Written instruction
Pictures aside, quote the whole listing exactly.

** begin **

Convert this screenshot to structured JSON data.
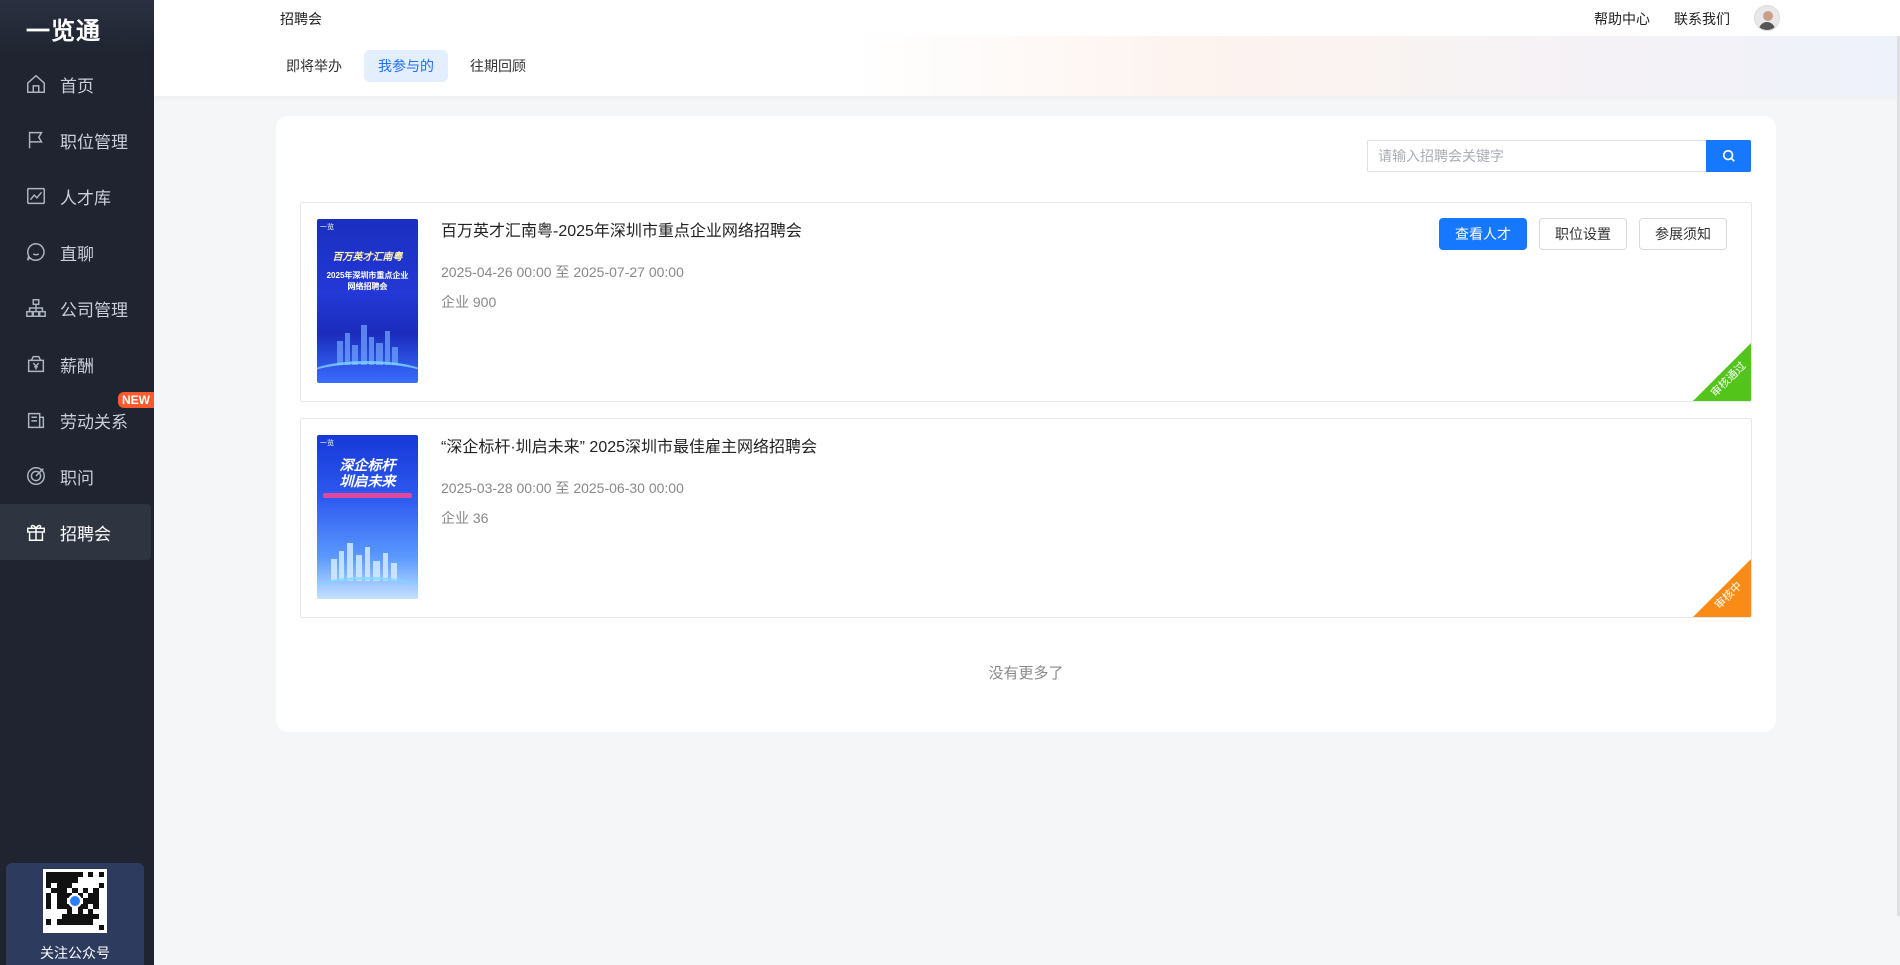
{
  "app": {
    "logo": "一览通"
  },
  "sidebar": {
    "items": [
      {
        "label": "首页",
        "icon": "home-icon"
      },
      {
        "label": "职位管理",
        "icon": "flag-icon"
      },
      {
        "label": "人才库",
        "icon": "chart-line-icon"
      },
      {
        "label": "直聊",
        "icon": "chat-icon"
      },
      {
        "label": "公司管理",
        "icon": "org-chart-icon"
      },
      {
        "label": "薪酬",
        "icon": "salary-icon"
      },
      {
        "label": "劳动关系",
        "icon": "document-icon",
        "badge": "NEW"
      },
      {
        "label": "职问",
        "icon": "target-icon"
      },
      {
        "label": "招聘会",
        "icon": "gift-icon",
        "active": true
      }
    ],
    "qr_label": "关注公众号"
  },
  "topbar": {
    "title": "招聘会",
    "help": "帮助中心",
    "contact": "联系我们"
  },
  "tabs": [
    {
      "label": "即将举办"
    },
    {
      "label": "我参与的",
      "active": true
    },
    {
      "label": "往期回顾"
    }
  ],
  "search": {
    "placeholder": "请输入招聘会关键字"
  },
  "fairs": [
    {
      "title": "百万英才汇南粤-2025年深圳市重点企业网络招聘会",
      "date": "2025-04-26 00:00 至 2025-07-27 00:00",
      "count": "企业 900",
      "status": "审核通过",
      "status_color": "#52c41a",
      "poster": {
        "corner": "一览",
        "line1": "百万英才汇南粤",
        "line2": "2025年深圳市重点企业",
        "line3": "网络招聘会"
      },
      "actions": {
        "view": "查看人才",
        "positions": "职位设置",
        "notice": "参展须知"
      }
    },
    {
      "title": "“深企标杆·圳启未来” 2025深圳市最佳雇主网络招聘会",
      "date": "2025-03-28 00:00 至 2025-06-30 00:00",
      "count": "企业 36",
      "status": "审核中",
      "status_color": "#fa8c16",
      "poster": {
        "corner": "一览",
        "line1": "深企标杆",
        "line2": "圳启未来"
      }
    }
  ],
  "footer": {
    "no_more": "没有更多了"
  },
  "colors": {
    "primary": "#1677ff",
    "sidebar_bg": "#1f2430"
  }
}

** end **

Task answer
Convert this screenshot to structured JSON data.
{
  "app": {
    "logo": "一览通"
  },
  "sidebar": {
    "items": [
      {
        "label": "首页",
        "icon": "home-icon"
      },
      {
        "label": "职位管理",
        "icon": "flag-icon"
      },
      {
        "label": "人才库",
        "icon": "chart-line-icon"
      },
      {
        "label": "直聊",
        "icon": "chat-icon"
      },
      {
        "label": "公司管理",
        "icon": "org-chart-icon"
      },
      {
        "label": "薪酬",
        "icon": "salary-icon"
      },
      {
        "label": "劳动关系",
        "icon": "document-icon",
        "badge": "NEW"
      },
      {
        "label": "职问",
        "icon": "target-icon"
      },
      {
        "label": "招聘会",
        "icon": "gift-icon",
        "active": true
      }
    ],
    "qr_label": "关注公众号"
  },
  "topbar": {
    "title": "招聘会",
    "help": "帮助中心",
    "contact": "联系我们"
  },
  "tabs": [
    {
      "label": "即将举办"
    },
    {
      "label": "我参与的",
      "active": true
    },
    {
      "label": "往期回顾"
    }
  ],
  "search": {
    "placeholder": "请输入招聘会关键字"
  },
  "fairs": [
    {
      "title": "百万英才汇南粤-2025年深圳市重点企业网络招聘会",
      "date": "2025-04-26 00:00 至 2025-07-27 00:00",
      "count": "企业 900",
      "status": "审核通过",
      "status_color": "#52c41a",
      "poster": {
        "corner": "一览",
        "line1": "百万英才汇南粤",
        "line2": "2025年深圳市重点企业",
        "line3": "网络招聘会"
      },
      "actions": {
        "view": "查看人才",
        "positions": "职位设置",
        "notice": "参展须知"
      }
    },
    {
      "title": "“深企标杆·圳启未来” 2025深圳市最佳雇主网络招聘会",
      "date": "2025-03-28 00:00 至 2025-06-30 00:00",
      "count": "企业 36",
      "status": "审核中",
      "status_color": "#fa8c16",
      "poster": {
        "corner": "一览",
        "line1": "深企标杆",
        "line2": "圳启未来"
      }
    }
  ],
  "footer": {
    "no_more": "没有更多了"
  },
  "colors": {
    "primary": "#1677ff",
    "sidebar_bg": "#1f2430"
  }
}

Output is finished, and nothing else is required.